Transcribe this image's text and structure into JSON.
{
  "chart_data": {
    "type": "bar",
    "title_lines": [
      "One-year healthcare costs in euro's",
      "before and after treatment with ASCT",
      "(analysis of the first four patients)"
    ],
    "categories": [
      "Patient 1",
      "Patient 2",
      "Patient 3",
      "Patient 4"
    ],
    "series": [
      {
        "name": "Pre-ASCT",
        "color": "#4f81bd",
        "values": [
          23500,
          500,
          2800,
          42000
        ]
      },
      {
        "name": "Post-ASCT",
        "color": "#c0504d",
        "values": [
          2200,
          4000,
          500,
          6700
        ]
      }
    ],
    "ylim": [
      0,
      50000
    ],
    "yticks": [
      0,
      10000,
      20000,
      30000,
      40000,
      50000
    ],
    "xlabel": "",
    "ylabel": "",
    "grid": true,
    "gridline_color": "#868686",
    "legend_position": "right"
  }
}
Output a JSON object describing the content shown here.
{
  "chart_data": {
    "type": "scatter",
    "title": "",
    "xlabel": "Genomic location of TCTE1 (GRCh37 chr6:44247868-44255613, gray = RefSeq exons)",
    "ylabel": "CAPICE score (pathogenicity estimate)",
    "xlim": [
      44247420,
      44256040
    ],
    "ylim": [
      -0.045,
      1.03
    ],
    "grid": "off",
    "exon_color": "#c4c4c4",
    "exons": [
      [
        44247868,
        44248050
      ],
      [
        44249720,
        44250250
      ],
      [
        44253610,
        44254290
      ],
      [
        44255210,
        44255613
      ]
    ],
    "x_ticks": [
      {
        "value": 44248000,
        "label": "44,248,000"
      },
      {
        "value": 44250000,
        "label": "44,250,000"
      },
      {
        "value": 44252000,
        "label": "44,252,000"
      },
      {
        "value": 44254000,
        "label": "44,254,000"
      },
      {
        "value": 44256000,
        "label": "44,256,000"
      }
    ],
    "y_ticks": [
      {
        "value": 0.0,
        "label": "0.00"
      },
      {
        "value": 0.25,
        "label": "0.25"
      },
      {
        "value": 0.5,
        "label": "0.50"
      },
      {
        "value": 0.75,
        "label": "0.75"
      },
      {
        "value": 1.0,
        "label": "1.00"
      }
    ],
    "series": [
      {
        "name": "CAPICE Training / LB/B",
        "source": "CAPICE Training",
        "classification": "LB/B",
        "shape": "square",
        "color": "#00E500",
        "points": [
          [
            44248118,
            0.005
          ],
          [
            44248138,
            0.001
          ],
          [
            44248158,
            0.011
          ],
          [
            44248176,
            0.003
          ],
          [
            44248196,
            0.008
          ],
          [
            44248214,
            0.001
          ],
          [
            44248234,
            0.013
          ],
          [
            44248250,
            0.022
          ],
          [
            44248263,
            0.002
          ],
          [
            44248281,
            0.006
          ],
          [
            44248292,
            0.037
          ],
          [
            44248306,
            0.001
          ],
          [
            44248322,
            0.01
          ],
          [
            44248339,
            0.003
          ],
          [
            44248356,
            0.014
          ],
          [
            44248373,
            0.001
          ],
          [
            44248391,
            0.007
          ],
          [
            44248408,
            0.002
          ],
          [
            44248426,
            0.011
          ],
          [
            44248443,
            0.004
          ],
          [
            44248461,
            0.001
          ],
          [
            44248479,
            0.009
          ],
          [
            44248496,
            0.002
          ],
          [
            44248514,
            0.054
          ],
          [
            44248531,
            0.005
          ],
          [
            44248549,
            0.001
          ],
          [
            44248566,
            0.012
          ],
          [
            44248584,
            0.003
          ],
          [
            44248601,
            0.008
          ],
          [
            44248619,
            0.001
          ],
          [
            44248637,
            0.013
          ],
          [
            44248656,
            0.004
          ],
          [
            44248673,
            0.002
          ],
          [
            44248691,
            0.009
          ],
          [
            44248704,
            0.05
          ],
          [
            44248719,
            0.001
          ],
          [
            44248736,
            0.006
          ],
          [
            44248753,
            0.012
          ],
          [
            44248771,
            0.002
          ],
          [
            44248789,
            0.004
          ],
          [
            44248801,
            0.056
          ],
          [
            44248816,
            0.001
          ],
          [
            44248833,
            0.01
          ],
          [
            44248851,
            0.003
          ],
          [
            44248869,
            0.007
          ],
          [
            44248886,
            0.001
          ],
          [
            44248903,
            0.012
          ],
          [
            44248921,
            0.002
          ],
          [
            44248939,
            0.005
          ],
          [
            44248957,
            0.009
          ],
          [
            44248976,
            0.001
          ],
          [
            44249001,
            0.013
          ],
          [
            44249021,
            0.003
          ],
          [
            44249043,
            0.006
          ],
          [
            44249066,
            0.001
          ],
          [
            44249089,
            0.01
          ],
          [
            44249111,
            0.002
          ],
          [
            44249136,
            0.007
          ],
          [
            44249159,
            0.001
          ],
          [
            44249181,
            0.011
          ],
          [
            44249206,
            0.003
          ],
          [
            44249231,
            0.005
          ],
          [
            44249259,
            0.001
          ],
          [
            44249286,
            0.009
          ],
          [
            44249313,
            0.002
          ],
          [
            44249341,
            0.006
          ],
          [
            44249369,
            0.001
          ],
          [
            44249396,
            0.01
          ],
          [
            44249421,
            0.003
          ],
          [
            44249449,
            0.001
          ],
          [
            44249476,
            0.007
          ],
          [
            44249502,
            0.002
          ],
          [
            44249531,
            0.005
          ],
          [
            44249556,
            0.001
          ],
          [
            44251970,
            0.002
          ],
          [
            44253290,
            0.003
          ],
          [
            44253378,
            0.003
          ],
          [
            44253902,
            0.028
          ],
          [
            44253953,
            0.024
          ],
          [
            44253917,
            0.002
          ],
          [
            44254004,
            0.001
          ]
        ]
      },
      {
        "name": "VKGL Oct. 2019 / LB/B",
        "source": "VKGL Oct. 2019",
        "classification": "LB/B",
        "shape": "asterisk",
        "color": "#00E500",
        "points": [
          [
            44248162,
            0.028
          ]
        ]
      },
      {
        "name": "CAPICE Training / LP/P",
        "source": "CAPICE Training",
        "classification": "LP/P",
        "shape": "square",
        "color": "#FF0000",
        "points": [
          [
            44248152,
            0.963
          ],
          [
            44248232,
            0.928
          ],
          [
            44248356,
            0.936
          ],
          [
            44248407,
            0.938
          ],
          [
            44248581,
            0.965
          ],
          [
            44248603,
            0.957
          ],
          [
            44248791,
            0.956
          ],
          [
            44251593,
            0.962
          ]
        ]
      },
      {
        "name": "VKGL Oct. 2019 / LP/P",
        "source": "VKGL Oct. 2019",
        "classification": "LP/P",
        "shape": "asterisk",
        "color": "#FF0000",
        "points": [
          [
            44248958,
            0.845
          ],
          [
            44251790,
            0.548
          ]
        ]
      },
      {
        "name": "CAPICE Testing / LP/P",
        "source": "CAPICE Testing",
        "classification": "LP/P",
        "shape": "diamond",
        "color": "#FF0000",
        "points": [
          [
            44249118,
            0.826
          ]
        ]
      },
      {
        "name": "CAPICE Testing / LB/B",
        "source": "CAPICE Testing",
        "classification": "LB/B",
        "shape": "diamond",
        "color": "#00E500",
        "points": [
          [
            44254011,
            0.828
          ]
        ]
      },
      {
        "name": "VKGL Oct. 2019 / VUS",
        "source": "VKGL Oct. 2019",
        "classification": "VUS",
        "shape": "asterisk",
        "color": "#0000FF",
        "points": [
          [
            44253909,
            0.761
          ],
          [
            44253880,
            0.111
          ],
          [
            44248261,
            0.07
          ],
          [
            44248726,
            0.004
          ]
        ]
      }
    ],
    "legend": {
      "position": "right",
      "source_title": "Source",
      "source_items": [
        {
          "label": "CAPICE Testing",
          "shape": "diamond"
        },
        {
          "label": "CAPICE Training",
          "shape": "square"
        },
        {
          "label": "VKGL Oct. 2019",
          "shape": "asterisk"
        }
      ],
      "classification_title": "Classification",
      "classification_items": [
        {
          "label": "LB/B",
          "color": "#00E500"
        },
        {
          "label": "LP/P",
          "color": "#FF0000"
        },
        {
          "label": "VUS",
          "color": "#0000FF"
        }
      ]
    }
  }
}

########

**Activity:** To answer, report how many lines of the listing contain the word "ylabel", as a number with nothing else.

**Output:** 2